-- begin --

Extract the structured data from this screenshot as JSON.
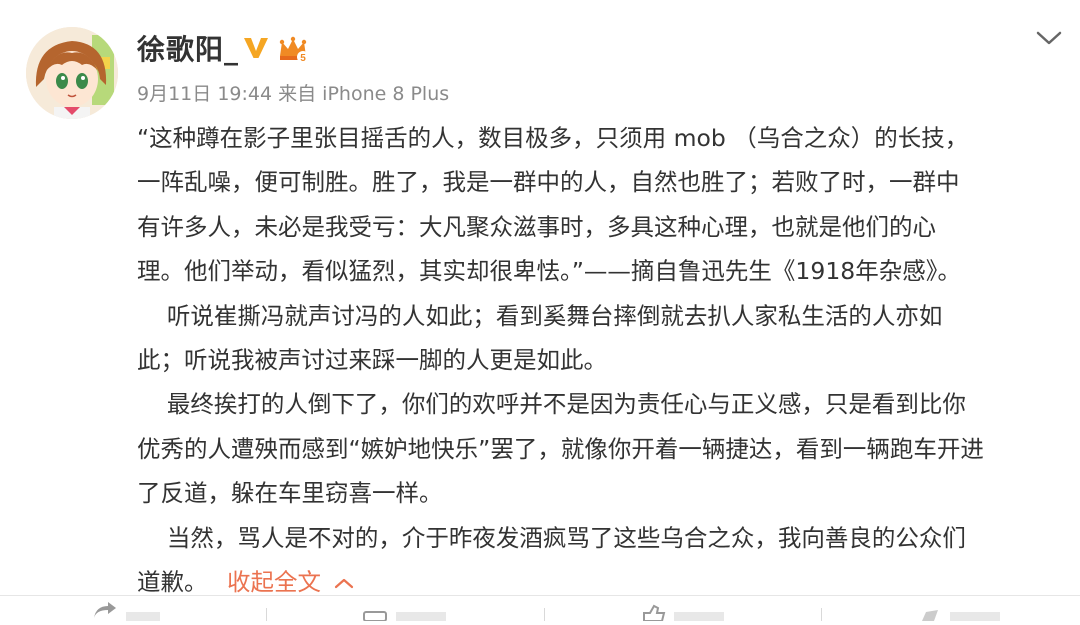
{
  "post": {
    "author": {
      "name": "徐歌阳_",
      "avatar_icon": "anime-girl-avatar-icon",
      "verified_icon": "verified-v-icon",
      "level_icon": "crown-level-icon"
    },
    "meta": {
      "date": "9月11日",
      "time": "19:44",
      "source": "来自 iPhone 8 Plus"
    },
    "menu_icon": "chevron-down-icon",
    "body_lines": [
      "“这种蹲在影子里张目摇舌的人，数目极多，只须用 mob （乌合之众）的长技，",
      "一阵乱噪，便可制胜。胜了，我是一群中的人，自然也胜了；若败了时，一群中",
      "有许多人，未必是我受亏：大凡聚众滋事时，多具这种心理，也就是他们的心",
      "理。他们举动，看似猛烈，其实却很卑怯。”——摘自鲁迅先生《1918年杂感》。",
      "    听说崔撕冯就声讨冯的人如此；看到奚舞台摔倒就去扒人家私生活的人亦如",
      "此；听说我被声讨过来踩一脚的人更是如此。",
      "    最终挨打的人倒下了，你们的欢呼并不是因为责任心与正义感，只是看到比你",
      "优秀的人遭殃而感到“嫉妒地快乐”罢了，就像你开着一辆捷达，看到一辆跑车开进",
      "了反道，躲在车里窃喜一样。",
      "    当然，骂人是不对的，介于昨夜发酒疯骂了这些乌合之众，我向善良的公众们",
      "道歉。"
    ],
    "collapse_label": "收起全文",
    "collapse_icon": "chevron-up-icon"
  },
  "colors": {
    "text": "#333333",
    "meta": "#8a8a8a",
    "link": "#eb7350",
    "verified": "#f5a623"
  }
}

-- end --
-- begin --

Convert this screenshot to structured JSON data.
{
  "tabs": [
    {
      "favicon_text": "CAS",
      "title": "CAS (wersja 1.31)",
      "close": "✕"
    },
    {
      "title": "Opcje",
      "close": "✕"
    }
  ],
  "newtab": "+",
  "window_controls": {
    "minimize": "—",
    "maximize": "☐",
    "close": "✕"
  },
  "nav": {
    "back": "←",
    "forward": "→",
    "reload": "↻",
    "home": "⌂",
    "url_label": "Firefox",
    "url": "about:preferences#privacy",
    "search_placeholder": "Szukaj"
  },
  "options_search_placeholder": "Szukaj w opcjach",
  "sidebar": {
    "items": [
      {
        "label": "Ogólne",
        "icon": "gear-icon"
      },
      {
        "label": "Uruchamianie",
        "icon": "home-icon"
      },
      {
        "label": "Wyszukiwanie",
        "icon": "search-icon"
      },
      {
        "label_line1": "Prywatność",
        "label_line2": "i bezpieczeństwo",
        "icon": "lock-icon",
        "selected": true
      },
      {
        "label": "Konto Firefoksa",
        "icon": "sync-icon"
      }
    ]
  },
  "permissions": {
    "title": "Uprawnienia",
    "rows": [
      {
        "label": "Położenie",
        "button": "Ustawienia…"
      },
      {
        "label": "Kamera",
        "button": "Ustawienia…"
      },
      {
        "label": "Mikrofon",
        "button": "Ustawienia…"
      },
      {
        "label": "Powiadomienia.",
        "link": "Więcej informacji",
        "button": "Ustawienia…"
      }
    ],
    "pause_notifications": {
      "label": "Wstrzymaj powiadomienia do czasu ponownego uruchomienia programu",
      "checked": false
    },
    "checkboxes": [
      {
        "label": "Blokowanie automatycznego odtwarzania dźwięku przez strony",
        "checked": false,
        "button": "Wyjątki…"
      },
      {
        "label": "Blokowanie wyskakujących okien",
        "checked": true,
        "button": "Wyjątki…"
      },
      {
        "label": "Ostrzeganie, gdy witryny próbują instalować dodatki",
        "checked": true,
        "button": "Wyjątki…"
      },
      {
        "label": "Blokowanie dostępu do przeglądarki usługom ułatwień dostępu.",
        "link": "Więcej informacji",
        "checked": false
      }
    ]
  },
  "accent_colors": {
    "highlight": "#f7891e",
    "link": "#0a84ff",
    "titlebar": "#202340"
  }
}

-- end --

WHAT YOU ARE ASKED TO DO – Find how many lines of the material carry the string "Szukaj". Only the number should be in the answer.

EXPECTED OUTPUT – 2